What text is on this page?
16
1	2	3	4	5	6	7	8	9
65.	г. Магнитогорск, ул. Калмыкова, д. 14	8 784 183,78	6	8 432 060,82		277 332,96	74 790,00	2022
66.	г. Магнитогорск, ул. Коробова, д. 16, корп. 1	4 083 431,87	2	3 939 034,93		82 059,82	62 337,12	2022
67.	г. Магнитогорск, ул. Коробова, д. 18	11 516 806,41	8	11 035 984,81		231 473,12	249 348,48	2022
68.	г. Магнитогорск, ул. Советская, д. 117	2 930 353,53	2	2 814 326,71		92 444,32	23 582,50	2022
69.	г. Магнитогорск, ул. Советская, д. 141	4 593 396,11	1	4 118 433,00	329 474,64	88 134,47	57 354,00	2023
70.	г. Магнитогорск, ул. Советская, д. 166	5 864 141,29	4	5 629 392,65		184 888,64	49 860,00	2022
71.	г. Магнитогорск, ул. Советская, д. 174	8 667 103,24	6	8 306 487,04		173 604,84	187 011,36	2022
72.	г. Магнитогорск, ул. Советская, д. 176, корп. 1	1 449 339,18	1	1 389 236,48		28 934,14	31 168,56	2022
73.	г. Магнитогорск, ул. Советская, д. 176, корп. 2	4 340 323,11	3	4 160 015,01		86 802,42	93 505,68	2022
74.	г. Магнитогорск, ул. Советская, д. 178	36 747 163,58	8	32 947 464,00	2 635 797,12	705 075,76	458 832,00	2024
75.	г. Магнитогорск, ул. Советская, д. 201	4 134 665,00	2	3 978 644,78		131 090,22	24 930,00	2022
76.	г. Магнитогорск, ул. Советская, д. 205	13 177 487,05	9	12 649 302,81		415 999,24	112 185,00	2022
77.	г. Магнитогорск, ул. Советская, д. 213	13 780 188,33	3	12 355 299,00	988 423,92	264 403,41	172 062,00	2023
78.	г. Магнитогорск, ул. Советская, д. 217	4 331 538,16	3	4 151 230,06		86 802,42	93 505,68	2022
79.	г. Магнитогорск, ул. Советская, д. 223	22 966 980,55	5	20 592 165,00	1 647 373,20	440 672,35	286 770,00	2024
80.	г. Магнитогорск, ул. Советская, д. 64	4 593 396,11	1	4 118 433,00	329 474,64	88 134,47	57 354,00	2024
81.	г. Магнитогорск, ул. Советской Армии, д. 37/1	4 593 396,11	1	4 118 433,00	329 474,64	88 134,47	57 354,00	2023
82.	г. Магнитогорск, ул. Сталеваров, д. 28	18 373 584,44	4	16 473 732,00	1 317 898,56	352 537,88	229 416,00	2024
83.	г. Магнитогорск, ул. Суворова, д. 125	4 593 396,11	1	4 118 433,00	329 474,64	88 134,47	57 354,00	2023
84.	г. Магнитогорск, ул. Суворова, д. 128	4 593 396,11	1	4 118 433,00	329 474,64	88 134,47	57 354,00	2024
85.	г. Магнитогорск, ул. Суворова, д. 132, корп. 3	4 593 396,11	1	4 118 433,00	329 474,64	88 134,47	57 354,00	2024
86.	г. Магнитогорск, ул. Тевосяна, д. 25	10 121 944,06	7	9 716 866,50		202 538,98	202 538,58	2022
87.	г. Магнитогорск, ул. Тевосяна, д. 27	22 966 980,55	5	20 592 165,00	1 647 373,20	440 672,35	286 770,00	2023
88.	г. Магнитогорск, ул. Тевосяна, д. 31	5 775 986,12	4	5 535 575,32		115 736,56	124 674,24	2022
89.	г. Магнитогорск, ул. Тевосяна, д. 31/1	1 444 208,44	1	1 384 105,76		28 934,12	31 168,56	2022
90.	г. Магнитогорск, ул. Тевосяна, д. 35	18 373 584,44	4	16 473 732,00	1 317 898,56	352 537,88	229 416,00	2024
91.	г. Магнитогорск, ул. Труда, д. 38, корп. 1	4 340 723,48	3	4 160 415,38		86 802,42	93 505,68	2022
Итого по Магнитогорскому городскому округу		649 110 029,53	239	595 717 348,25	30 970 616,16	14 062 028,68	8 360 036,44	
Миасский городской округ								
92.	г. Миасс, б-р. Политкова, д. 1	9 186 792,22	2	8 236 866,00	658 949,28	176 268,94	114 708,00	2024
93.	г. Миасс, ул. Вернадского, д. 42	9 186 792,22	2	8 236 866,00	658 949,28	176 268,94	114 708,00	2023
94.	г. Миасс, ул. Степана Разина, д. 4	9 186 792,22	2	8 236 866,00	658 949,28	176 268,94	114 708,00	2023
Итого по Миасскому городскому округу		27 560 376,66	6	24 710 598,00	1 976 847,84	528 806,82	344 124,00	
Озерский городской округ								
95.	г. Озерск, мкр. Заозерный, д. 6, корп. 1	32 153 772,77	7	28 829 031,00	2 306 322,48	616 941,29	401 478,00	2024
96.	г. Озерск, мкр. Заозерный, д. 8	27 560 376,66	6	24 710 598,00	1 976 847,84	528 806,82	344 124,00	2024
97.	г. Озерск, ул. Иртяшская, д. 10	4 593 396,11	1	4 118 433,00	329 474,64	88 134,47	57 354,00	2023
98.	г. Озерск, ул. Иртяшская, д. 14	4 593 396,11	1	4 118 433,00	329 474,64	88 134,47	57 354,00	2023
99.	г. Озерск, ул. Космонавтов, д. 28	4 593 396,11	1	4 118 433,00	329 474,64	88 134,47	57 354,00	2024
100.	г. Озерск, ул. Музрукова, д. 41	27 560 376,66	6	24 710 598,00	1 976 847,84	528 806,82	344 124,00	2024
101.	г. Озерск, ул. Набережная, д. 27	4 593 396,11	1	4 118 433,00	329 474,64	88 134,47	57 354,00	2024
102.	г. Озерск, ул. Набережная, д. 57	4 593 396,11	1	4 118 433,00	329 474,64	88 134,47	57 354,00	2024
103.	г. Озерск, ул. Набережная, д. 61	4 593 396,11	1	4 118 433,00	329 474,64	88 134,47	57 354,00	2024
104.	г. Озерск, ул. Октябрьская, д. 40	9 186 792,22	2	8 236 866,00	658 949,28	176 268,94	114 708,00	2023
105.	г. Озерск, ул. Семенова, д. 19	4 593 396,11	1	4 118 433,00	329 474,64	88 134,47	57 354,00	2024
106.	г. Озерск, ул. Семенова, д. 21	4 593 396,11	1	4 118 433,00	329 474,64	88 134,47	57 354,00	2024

Aim:
All of the entries need to be reproduced exactly; please write them out.

Result of this exercise:
What text is on this page?
16
1	2	3	4	5	6	7	8	9
65.	г. Магнитогорск, ул. Калмыкова, д. 14	8 784 183,78	6	8 432 060,82		277 332,96	74 790,00	2022
66.	г. Магнитогорск, ул. Коробова, д. 16, корп. 1	4 083 431,87	2	3 939 034,93		82 059,82	62 337,12	2022
67.	г. Магнитогорск, ул. Коробова, д. 18	11 516 806,41	8	11 035 984,81		231 473,12	249 348,48	2022
68.	г. Магнитогорск, ул. Советская, д. 117	2 930 353,53	2	2 814 326,71		92 444,32	23 582,50	2022
69.	г. Магнитогорск, ул. Советская, д. 141	4 593 396,11	1	4 118 433,00	329 474,64	88 134,47	57 354,00	2023
70.	г. Магнитогорск, ул. Советская, д. 166	5 864 141,29	4	5 629 392,65		184 888,64	49 860,00	2022
71.	г. Магнитогорск, ул. Советская, д. 174	8 667 103,24	6	8 306 487,04		173 604,84	187 011,36	2022
72.	г. Магнитогорск, ул. Советская, д. 176, корп. 1	1 449 339,18	1	1 389 236,48		28 934,14	31 168,56	2022
73.	г. Магнитогорск, ул. Советская, д. 176, корп. 2	4 340 323,11	3	4 160 015,01		86 802,42	93 505,68	2022
74.	г. Магнитогорск, ул. Советская, д. 178	36 747 163,58	8	32 947 464,00	2 635 797,12	705 075,76	458 832,00	2024
75.	г. Магнитогорск, ул. Советская, д. 201	4 134 665,00	2	3 978 644,78		131 090,22	24 930,00	2022
76.	г. Магнитогорск, ул. Советская, д. 205	13 177 487,05	9	12 649 302,81		415 999,24	112 185,00	2022
77.	г. Магнитогорск, ул. Советская, д. 213	13 780 188,33	3	12 355 299,00	988 423,92	264 403,41	172 062,00	2023
78.	г. Магнитогорск, ул. Советская, д. 217	4 331 538,16	3	4 151 230,06		86 802,42	93 505,68	2022
79.	г. Магнитогорск, ул. Советская, д. 223	22 966 980,55	5	20 592 165,00	1 647 373,20	440 672,35	286 770,00	2024
80.	г. Магнитогорск, ул. Советская, д. 64	4 593 396,11	1	4 118 433,00	329 474,64	88 134,47	57 354,00	2024
81.	г. Магнитогорск, ул. Советской Армии, д. 37/1	4 593 396,11	1	4 118 433,00	329 474,64	88 134,47	57 354,00	2023
82.	г. Магнитогорск, ул. Сталеваров, д. 28	18 373 584,44	4	16 473 732,00	1 317 898,56	352 537,88	229 416,00	2024
83.	г. Магнитогорск, ул. Суворова, д. 125	4 593 396,11	1	4 118 433,00	329 474,64	88 134,47	57 354,00	2023
84.	г. Магнитогорск, ул. Суворова, д. 128	4 593 396,11	1	4 118 433,00	329 474,64	88 134,47	57 354,00	2024
85.	г. Магнитогорск, ул. Суворова, д. 132, корп. 3	4 593 396,11	1	4 118 433,00	329 474,64	88 134,47	57 354,00	2024
86.	г. Магнитогорск, ул. Тевосяна, д. 25	10 121 944,06	7	9 716 866,50		202 538,98	202 538,58	2022
87.	г. Магнитогорск, ул. Тевосяна, д. 27	22 966 980,55	5	20 592 165,00	1 647 373,20	440 672,35	286 770,00	2023
88.	г. Магнитогорск, ул. Тевосяна, д. 31	5 775 986,12	4	5 535 575,32		115 736,56	124 674,24	2022
89.	г. Магнитогорск, ул. Тевосяна, д. 31/1	1 444 208,44	1	1 384 105,76		28 934,12	31 168,56	2022
90.	г. Магнитогорск, ул. Тевосяна, д. 35	18 373 584,44	4	16 473 732,00	1 317 898,56	352 537,88	229 416,00	2024
91.	г. Магнитогорск, ул. Труда, д. 38, корп. 1	4 340 723,48	3	4 160 415,38		86 802,42	93 505,68	2022
Итого по Магнитогорскому городскому округу		649 110 029,53	239	595 717 348,25	30 970 616,16	14 062 028,68	8 360 036,44	
Миасский городской округ								
92.	г. Миасс, б-р. Политкова, д. 1	9 186 792,22	2	8 236 866,00	658 949,28	176 268,94	114 708,00	2024
93.	г. Миасс, ул. Вернадского, д. 42	9 186 792,22	2	8 236 866,00	658 949,28	176 268,94	114 708,00	2023
94.	г. Миасс, ул. Степана Разина, д. 4	9 186 792,22	2	8 236 866,00	658 949,28	176 268,94	114 708,00	2023
Итого по Миасскому городскому округу		27 560 376,66	6	24 710 598,00	1 976 847,84	528 806,82	344 124,00	
Озерский городской округ								
95.	г. Озерск, мкр. Заозерный, д. 6, корп. 1	32 153 772,77	7	28 829 031,00	2 306 322,48	616 941,29	401 478,00	2024
96.	г. Озерск, мкр. Заозерный, д. 8	27 560 376,66	6	24 710 598,00	1 976 847,84	528 806,82	344 124,00	2024
97.	г. Озерск, ул. Иртяшская, д. 10	4 593 396,11	1	4 118 433,00	329 474,64	88 134,47	57 354,00	2023
98.	г. Озерск, ул. Иртяшская, д. 14	4 593 396,11	1	4 118 433,00	329 474,64	88 134,47	57 354,00	2023
99.	г. Озерск, ул. Космонавтов, д. 28	4 593 396,11	1	4 118 433,00	329 474,64	88 134,47	57 354,00	2024
100.	г. Озерск, ул. Музрукова, д. 41	27 560 376,66	6	24 710 598,00	1 976 847,84	528 806,82	344 124,00	2024
101.	г. Озерск, ул. Набережная, д. 27	4 593 396,11	1	4 118 433,00	329 474,64	88 134,47	57 354,00	2024
102.	г. Озерск, ул. Набережная, д. 57	4 593 396,11	1	4 118 433,00	329 474,64	88 134,47	57 354,00	2024
103.	г. Озерск, ул. Набережная, д. 61	4 593 396,11	1	4 118 433,00	329 474,64	88 134,47	57 354,00	2024
104.	г. Озерск, ул. Октябрьская, д. 40	9 186 792,22	2	8 236 866,00	658 949,28	176 268,94	114 708,00	2023
105.	г. Озерск, ул. Семенова, д. 19	4 593 396,11	1	4 118 433,00	329 474,64	88 134,47	57 354,00	2024
106.	г. Озерск, ул. Семенова, д. 21	4 593 396,11	1	4 118 433,00	329 474,64	88 134,47	57 354,00	2024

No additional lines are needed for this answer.